**Directive**
Identify each line in the records below that contains the word "image", and copy it.

**Task input**
= = = =

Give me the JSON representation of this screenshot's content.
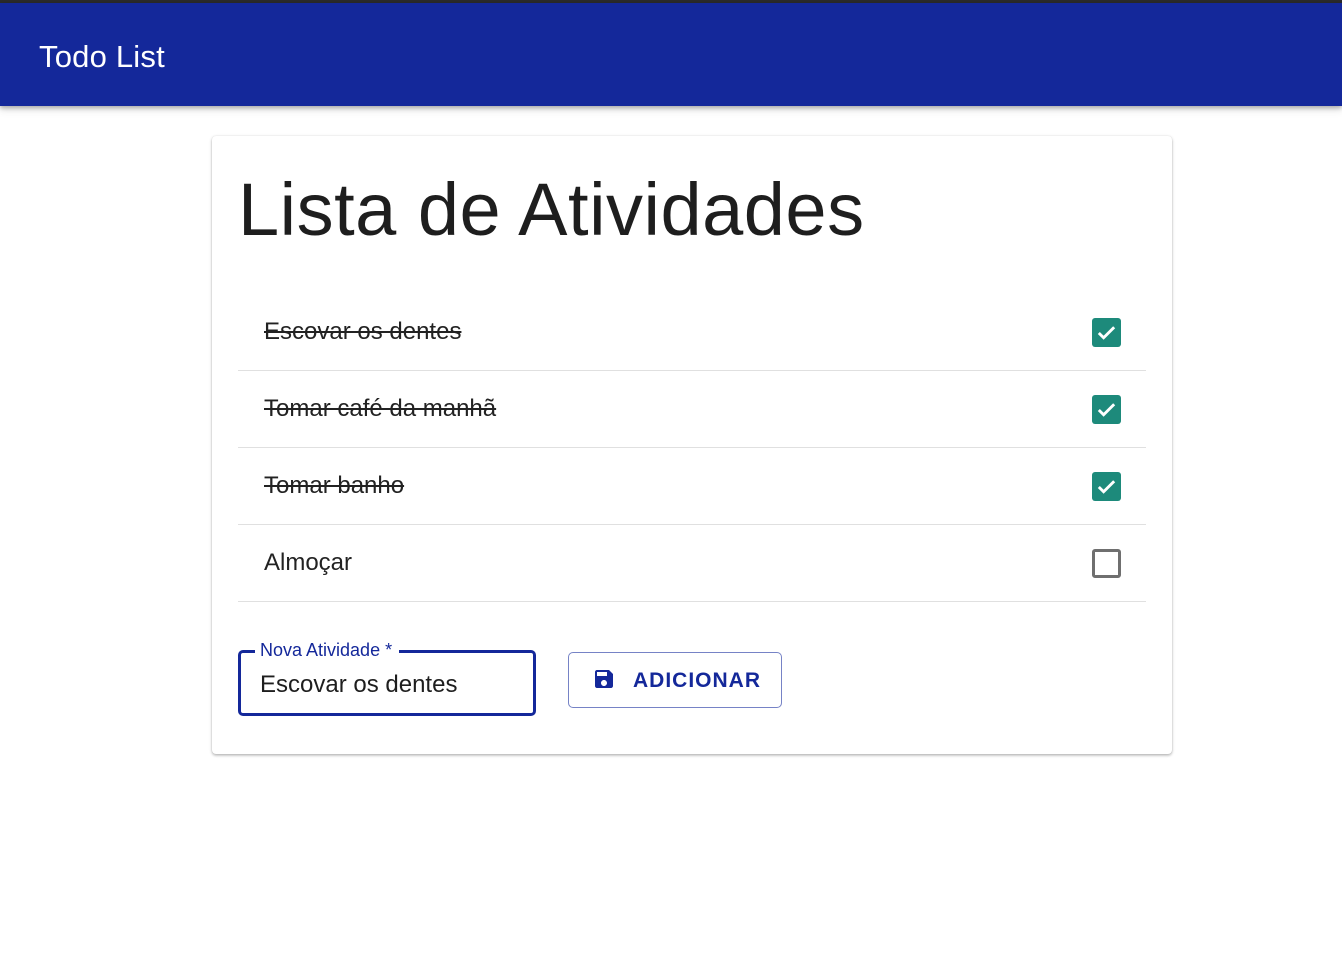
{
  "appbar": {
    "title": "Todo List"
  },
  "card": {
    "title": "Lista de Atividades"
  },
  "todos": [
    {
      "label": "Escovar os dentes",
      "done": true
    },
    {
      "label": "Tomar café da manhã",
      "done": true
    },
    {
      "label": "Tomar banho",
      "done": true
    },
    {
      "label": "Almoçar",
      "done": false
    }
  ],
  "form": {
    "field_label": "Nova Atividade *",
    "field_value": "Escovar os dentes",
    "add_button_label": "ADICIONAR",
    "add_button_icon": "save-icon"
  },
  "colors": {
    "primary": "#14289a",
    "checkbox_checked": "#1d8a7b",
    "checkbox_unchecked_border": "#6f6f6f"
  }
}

= = = =

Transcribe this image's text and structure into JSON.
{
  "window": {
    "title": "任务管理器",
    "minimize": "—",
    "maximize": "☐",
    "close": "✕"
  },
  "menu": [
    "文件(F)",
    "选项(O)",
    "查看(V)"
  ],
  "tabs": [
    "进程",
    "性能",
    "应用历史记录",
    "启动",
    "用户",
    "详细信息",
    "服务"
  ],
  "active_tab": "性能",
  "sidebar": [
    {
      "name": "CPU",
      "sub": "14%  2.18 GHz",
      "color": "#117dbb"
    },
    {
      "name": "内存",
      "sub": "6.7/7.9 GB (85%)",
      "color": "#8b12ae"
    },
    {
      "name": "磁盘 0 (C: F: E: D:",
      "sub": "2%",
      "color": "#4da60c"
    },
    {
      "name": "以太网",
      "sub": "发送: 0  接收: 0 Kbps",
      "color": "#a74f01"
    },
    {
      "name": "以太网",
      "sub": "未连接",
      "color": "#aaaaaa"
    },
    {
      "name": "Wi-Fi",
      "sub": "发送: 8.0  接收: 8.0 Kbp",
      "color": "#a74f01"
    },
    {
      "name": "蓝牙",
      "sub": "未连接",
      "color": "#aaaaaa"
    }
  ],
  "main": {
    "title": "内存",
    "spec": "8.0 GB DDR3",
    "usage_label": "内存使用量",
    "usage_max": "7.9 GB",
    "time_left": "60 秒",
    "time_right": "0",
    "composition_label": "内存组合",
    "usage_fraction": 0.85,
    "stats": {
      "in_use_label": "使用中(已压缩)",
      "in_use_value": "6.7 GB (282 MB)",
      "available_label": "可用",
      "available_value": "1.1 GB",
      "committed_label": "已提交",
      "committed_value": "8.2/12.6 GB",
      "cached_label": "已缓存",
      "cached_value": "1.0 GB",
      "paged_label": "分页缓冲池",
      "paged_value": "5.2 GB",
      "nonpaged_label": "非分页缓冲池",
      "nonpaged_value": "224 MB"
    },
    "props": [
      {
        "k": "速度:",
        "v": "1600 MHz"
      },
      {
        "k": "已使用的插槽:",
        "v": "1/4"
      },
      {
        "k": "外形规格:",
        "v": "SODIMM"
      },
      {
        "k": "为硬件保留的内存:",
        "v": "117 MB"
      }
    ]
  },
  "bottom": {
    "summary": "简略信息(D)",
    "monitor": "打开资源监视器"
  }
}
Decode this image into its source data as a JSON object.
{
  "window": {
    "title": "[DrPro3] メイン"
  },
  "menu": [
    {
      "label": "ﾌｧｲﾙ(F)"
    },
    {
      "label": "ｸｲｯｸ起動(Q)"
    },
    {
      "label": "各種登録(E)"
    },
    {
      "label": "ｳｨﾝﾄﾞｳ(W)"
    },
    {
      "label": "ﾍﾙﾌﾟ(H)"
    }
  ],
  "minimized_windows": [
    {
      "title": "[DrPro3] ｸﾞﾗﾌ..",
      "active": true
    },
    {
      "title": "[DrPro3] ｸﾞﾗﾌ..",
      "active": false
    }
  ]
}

= = = =

**Output for this task**
Transcribe this image's text and structure into JSON.
Decode this image into its source data as a JSON object.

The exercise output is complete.